### Supplied entries
— begin —

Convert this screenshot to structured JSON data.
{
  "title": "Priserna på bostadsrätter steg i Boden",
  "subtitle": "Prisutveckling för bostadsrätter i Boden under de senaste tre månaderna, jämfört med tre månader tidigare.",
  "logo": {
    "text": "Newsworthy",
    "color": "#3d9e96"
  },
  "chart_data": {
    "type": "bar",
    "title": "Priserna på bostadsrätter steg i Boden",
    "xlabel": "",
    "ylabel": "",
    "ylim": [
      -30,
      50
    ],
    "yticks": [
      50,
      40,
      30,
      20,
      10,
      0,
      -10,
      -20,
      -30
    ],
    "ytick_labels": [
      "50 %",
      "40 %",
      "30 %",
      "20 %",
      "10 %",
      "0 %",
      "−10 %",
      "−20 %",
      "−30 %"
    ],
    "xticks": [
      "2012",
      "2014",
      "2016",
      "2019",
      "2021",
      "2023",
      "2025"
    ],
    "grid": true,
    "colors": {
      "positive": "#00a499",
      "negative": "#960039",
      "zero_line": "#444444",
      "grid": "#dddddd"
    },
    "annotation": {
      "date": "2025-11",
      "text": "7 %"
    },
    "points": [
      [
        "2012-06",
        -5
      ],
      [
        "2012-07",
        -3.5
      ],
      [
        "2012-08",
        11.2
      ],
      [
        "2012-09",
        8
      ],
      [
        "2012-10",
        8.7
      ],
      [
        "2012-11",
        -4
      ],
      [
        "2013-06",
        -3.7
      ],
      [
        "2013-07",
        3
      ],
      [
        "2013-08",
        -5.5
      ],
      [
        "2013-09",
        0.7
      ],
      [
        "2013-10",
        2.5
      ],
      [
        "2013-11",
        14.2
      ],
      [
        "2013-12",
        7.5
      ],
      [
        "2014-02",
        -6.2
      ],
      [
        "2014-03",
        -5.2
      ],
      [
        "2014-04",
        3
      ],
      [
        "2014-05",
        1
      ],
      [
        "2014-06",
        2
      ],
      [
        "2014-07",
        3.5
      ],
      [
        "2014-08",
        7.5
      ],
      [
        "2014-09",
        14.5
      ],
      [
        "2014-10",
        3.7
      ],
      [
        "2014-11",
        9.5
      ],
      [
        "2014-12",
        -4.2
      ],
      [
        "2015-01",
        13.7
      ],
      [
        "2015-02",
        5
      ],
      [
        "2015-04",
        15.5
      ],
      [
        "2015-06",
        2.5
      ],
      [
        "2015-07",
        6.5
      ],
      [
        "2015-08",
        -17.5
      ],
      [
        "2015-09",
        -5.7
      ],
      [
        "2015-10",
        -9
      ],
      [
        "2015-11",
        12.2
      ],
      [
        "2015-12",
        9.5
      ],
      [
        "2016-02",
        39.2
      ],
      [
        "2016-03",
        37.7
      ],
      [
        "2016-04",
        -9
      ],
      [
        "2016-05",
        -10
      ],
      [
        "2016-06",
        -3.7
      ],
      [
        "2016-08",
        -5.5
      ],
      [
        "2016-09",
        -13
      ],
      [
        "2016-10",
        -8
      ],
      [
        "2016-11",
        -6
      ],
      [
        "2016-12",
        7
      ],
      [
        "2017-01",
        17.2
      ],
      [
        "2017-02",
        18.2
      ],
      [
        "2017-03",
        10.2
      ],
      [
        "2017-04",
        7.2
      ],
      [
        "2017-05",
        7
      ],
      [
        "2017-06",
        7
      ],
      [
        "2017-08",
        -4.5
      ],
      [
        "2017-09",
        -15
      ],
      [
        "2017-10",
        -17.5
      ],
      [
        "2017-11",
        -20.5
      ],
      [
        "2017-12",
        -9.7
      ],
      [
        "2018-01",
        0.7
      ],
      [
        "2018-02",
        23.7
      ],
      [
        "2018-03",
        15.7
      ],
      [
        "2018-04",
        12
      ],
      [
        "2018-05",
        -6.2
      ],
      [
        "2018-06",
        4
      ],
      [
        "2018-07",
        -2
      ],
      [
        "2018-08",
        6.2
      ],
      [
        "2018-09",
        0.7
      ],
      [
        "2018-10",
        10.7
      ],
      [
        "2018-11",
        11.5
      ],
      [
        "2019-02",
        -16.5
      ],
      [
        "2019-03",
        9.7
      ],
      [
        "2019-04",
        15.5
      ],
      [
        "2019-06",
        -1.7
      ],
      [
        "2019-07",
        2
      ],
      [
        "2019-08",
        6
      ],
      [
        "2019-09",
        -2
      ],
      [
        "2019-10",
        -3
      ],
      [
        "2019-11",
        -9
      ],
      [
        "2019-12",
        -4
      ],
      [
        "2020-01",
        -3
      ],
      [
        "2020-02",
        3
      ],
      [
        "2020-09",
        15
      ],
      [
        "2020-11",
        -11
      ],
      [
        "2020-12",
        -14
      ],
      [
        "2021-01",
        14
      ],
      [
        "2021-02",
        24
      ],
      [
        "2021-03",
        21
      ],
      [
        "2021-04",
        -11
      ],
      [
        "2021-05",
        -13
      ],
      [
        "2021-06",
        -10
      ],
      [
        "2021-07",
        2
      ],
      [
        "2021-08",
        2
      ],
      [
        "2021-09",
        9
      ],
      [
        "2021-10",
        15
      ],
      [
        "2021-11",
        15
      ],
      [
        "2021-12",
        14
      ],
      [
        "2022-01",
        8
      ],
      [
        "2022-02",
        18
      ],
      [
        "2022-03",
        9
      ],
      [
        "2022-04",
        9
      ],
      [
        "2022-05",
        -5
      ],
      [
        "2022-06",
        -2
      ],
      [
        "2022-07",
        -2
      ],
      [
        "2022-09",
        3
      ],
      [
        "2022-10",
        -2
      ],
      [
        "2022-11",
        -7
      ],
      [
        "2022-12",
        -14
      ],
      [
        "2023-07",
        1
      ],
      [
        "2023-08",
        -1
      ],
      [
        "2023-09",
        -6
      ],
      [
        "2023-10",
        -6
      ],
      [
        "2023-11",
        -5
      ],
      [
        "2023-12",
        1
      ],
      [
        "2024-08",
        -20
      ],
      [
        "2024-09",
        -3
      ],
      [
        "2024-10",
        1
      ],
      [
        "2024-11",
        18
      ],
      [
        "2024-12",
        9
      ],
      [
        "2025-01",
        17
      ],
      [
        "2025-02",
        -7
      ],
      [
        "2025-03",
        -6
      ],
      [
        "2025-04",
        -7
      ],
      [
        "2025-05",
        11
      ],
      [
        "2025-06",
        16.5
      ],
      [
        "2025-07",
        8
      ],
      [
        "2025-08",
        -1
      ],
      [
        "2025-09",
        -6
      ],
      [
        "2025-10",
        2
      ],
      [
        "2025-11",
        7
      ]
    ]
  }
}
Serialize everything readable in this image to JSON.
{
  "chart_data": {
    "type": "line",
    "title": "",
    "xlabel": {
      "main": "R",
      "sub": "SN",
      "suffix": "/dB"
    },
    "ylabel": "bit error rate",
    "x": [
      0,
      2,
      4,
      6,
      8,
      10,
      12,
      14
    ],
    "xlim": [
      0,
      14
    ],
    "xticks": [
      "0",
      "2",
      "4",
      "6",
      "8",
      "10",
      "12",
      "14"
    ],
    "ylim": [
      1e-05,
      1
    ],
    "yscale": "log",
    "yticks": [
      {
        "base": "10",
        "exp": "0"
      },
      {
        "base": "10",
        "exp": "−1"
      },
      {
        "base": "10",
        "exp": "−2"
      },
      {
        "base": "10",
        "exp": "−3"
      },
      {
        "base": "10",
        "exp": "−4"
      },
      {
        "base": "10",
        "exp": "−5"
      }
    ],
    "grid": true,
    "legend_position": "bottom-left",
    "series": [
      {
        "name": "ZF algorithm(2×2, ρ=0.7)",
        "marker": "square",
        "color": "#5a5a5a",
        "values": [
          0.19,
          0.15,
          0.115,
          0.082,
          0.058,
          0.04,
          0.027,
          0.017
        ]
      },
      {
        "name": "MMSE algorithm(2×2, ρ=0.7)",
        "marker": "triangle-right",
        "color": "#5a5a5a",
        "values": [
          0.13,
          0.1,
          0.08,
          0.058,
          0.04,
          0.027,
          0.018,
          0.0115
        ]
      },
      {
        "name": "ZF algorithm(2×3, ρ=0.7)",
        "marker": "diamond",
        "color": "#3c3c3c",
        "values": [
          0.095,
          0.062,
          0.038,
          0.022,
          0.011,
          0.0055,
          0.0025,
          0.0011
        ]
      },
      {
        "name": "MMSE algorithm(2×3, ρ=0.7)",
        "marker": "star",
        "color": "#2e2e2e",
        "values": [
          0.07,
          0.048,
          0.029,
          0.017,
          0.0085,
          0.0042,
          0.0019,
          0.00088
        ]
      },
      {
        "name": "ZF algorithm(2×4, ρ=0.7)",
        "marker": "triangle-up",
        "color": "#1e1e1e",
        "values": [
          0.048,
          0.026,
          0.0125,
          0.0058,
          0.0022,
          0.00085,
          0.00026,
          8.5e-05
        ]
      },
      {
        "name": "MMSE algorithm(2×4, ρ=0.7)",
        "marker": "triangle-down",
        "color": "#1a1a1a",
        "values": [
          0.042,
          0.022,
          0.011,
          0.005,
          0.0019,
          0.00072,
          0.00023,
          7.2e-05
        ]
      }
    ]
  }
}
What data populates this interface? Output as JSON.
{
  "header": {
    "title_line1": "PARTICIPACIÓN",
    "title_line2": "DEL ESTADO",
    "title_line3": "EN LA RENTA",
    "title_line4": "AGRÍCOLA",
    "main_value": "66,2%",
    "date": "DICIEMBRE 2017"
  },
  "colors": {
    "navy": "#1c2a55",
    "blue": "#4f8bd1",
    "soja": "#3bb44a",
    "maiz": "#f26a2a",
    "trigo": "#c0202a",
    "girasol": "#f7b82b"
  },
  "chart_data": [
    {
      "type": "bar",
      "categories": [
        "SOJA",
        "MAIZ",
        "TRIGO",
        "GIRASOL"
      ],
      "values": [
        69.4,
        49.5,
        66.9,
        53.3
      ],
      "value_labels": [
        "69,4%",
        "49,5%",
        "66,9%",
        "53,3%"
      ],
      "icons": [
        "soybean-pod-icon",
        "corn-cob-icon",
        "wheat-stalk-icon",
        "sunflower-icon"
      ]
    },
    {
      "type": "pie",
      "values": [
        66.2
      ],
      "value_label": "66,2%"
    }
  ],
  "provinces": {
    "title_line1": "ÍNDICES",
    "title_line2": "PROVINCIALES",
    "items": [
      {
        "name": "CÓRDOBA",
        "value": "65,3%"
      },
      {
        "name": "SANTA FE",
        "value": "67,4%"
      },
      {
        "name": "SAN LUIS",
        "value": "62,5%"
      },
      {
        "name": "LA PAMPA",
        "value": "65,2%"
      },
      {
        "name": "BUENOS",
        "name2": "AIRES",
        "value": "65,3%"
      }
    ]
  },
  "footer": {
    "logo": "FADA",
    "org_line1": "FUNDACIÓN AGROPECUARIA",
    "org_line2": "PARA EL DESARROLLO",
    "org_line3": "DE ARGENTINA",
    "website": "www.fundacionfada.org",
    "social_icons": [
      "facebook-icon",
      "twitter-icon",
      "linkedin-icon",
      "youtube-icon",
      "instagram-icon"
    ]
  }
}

— end —

### Directions for this task
Your task is to gather all lines from the entries above that hold the word "triangle".

### Exercise output
        "marker": "triangle-right",
        "marker": "triangle-up",
        "marker": "triangle-down",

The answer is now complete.